[Start of LISTED ENTRIES]
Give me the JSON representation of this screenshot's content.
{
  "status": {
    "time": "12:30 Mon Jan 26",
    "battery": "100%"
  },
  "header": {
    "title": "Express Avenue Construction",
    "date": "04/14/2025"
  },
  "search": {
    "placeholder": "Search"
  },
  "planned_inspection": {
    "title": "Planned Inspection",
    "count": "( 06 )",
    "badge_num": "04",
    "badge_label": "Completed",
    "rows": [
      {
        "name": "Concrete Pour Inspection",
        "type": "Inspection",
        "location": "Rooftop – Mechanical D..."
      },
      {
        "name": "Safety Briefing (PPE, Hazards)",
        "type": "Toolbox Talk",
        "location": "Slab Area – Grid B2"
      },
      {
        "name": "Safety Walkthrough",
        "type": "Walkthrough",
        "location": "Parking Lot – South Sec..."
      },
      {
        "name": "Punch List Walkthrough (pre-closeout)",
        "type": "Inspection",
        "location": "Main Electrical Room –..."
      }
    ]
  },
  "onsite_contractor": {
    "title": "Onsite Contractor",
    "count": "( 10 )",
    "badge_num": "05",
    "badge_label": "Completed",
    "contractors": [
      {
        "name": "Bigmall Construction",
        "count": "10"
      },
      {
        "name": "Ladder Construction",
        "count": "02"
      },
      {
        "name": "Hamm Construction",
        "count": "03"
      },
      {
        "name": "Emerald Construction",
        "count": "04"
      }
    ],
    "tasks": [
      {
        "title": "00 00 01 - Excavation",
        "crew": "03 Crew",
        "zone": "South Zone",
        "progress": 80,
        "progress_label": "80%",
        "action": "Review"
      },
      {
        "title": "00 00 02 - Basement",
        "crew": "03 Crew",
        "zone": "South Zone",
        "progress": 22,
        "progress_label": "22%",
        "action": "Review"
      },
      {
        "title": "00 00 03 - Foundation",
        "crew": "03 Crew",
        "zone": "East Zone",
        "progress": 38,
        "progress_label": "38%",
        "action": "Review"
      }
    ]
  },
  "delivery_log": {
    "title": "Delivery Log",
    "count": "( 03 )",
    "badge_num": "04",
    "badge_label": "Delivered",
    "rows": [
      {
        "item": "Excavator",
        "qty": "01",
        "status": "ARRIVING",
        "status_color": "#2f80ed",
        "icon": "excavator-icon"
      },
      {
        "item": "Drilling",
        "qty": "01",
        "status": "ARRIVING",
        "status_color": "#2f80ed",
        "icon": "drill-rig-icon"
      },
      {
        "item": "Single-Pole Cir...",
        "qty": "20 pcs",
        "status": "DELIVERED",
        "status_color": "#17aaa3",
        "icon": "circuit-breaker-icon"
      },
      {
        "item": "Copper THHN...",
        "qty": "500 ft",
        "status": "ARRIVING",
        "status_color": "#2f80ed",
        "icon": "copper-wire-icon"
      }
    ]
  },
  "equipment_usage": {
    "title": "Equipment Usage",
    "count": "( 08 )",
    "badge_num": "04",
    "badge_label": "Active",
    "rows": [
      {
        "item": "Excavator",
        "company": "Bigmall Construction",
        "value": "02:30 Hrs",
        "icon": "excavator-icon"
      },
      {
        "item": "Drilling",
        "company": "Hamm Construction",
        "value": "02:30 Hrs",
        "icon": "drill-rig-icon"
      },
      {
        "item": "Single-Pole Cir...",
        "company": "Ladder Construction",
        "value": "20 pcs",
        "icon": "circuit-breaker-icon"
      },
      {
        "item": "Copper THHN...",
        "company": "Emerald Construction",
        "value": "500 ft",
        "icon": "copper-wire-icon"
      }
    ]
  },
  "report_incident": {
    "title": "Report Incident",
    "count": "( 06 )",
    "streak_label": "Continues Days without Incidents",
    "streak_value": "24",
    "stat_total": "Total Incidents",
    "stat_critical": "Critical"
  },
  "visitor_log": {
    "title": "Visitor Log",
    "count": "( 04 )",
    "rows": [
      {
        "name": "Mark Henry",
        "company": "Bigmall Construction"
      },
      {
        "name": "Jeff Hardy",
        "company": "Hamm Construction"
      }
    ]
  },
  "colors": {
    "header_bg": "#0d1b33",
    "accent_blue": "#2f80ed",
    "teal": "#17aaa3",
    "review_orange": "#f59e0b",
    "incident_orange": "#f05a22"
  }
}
[End of LISTED ENTRIES]
▶ STATED PROBLEM
Each line above must be reproduced exactly as it stands.

▶ THE RESPONSE
Give me the JSON representation of this screenshot's content.
{
  "status": {
    "time": "12:30 Mon Jan 26",
    "battery": "100%"
  },
  "header": {
    "title": "Express Avenue Construction",
    "date": "04/14/2025"
  },
  "search": {
    "placeholder": "Search"
  },
  "planned_inspection": {
    "title": "Planned Inspection",
    "count": "( 06 )",
    "badge_num": "04",
    "badge_label": "Completed",
    "rows": [
      {
        "name": "Concrete Pour Inspection",
        "type": "Inspection",
        "location": "Rooftop – Mechanical D..."
      },
      {
        "name": "Safety Briefing (PPE, Hazards)",
        "type": "Toolbox Talk",
        "location": "Slab Area – Grid B2"
      },
      {
        "name": "Safety Walkthrough",
        "type": "Walkthrough",
        "location": "Parking Lot – South Sec..."
      },
      {
        "name": "Punch List Walkthrough (pre-closeout)",
        "type": "Inspection",
        "location": "Main Electrical Room –..."
      }
    ]
  },
  "onsite_contractor": {
    "title": "Onsite Contractor",
    "count": "( 10 )",
    "badge_num": "05",
    "badge_label": "Completed",
    "contractors": [
      {
        "name": "Bigmall Construction",
        "count": "10"
      },
      {
        "name": "Ladder Construction",
        "count": "02"
      },
      {
        "name": "Hamm Construction",
        "count": "03"
      },
      {
        "name": "Emerald Construction",
        "count": "04"
      }
    ],
    "tasks": [
      {
        "title": "00 00 01 - Excavation",
        "crew": "03 Crew",
        "zone": "South Zone",
        "progress": 80,
        "progress_label": "80%",
        "action": "Review"
      },
      {
        "title": "00 00 02 - Basement",
        "crew": "03 Crew",
        "zone": "South Zone",
        "progress": 22,
        "progress_label": "22%",
        "action": "Review"
      },
      {
        "title": "00 00 03 - Foundation",
        "crew": "03 Crew",
        "zone": "East Zone",
        "progress": 38,
        "progress_label": "38%",
        "action": "Review"
      }
    ]
  },
  "delivery_log": {
    "title": "Delivery Log",
    "count": "( 03 )",
    "badge_num": "04",
    "badge_label": "Delivered",
    "rows": [
      {
        "item": "Excavator",
        "qty": "01",
        "status": "ARRIVING",
        "status_color": "#2f80ed",
        "icon": "excavator-icon"
      },
      {
        "item": "Drilling",
        "qty": "01",
        "status": "ARRIVING",
        "status_color": "#2f80ed",
        "icon": "drill-rig-icon"
      },
      {
        "item": "Single-Pole Cir...",
        "qty": "20 pcs",
        "status": "DELIVERED",
        "status_color": "#17aaa3",
        "icon": "circuit-breaker-icon"
      },
      {
        "item": "Copper THHN...",
        "qty": "500 ft",
        "status": "ARRIVING",
        "status_color": "#2f80ed",
        "icon": "copper-wire-icon"
      }
    ]
  },
  "equipment_usage": {
    "title": "Equipment Usage",
    "count": "( 08 )",
    "badge_num": "04",
    "badge_label": "Active",
    "rows": [
      {
        "item": "Excavator",
        "company": "Bigmall Construction",
        "value": "02:30 Hrs",
        "icon": "excavator-icon"
      },
      {
        "item": "Drilling",
        "company": "Hamm Construction",
        "value": "02:30 Hrs",
        "icon": "drill-rig-icon"
      },
      {
        "item": "Single-Pole Cir...",
        "company": "Ladder Construction",
        "value": "20 pcs",
        "icon": "circuit-breaker-icon"
      },
      {
        "item": "Copper THHN...",
        "company": "Emerald Construction",
        "value": "500 ft",
        "icon": "copper-wire-icon"
      }
    ]
  },
  "report_incident": {
    "title": "Report Incident",
    "count": "( 06 )",
    "streak_label": "Continues Days without Incidents",
    "streak_value": "24",
    "stat_total": "Total Incidents",
    "stat_critical": "Critical"
  },
  "visitor_log": {
    "title": "Visitor Log",
    "count": "( 04 )",
    "rows": [
      {
        "name": "Mark Henry",
        "company": "Bigmall Construction"
      },
      {
        "name": "Jeff Hardy",
        "company": "Hamm Construction"
      }
    ]
  },
  "colors": {
    "header_bg": "#0d1b33",
    "accent_blue": "#2f80ed",
    "teal": "#17aaa3",
    "review_orange": "#f59e0b",
    "incident_orange": "#f05a22"
  }
}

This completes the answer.